Figure collection entries
◇ ◇ ◇ ◇
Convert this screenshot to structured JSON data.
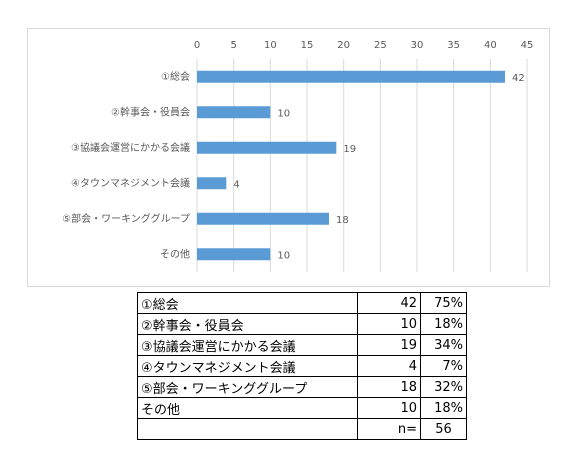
{
  "chart_data": {
    "type": "bar",
    "orientation": "horizontal",
    "categories": [
      "①総会",
      "②幹事会・役員会",
      "③協議会運営にかかる会議",
      "④タウンマネジメント会議",
      "⑤部会・ワーキンググループ",
      "その他"
    ],
    "values": [
      42,
      10,
      19,
      4,
      18,
      10
    ],
    "color": "#5b9bd5",
    "xlim": [
      0,
      45
    ],
    "xticks": [
      0,
      5,
      10,
      15,
      20,
      25,
      30,
      35,
      40,
      45
    ],
    "grid": true
  },
  "table": {
    "percents": [
      "75%",
      "18%",
      "34%",
      "7%",
      "32%",
      "18%"
    ],
    "n_label": "n=",
    "n": 56
  }
}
◇ ◇ ◇ ◇
Transcribe the records word for word and include no pictures.

## Full output
Convert this screenshot to structured JSON data.
{
  "chart_data": {
    "type": "bar",
    "orientation": "horizontal",
    "categories": [
      "①総会",
      "②幹事会・役員会",
      "③協議会運営にかかる会議",
      "④タウンマネジメント会議",
      "⑤部会・ワーキンググループ",
      "その他"
    ],
    "values": [
      42,
      10,
      19,
      4,
      18,
      10
    ],
    "color": "#5b9bd5",
    "xlim": [
      0,
      45
    ],
    "xticks": [
      0,
      5,
      10,
      15,
      20,
      25,
      30,
      35,
      40,
      45
    ],
    "grid": true
  },
  "table": {
    "percents": [
      "75%",
      "18%",
      "34%",
      "7%",
      "32%",
      "18%"
    ],
    "n_label": "n=",
    "n": 56
  }
}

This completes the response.